What to produce:
Locate each line containing the string "РСБУ" and copy it out.

Data to process:

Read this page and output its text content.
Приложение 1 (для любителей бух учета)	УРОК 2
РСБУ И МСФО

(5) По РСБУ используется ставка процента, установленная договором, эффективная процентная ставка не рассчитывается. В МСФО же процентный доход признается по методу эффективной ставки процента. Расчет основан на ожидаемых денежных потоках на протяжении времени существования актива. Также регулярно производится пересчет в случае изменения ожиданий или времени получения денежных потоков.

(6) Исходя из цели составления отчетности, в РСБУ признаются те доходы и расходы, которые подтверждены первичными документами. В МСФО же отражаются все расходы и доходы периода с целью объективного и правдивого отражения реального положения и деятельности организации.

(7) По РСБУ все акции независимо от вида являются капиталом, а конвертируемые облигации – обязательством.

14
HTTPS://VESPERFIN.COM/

Exercise output:
РСБУ И МСФО
(5) По РСБУ используется ставка процента, установленная договором, эффективная процентная ставка не рассчитывается. В МСФО же процентный доход признается по методу эффективной ставки процента. Расчет основан на ожидаемых денежных потоках на протяжении времени существования актива. Также регулярно производится пересчет в случае изменения ожиданий или времени получения денежных потоков.
(6) Исходя из цели составления отчетности, в РСБУ признаются те доходы и расходы, которые подтверждены первичными документами. В МСФО же отражаются все расходы и доходы периода с целью объективного и правдивого отражения реального положения и деятельности организации.
(7) По РСБУ все акции независимо от вида являются капиталом, а конвертируемые облигации – обязательством.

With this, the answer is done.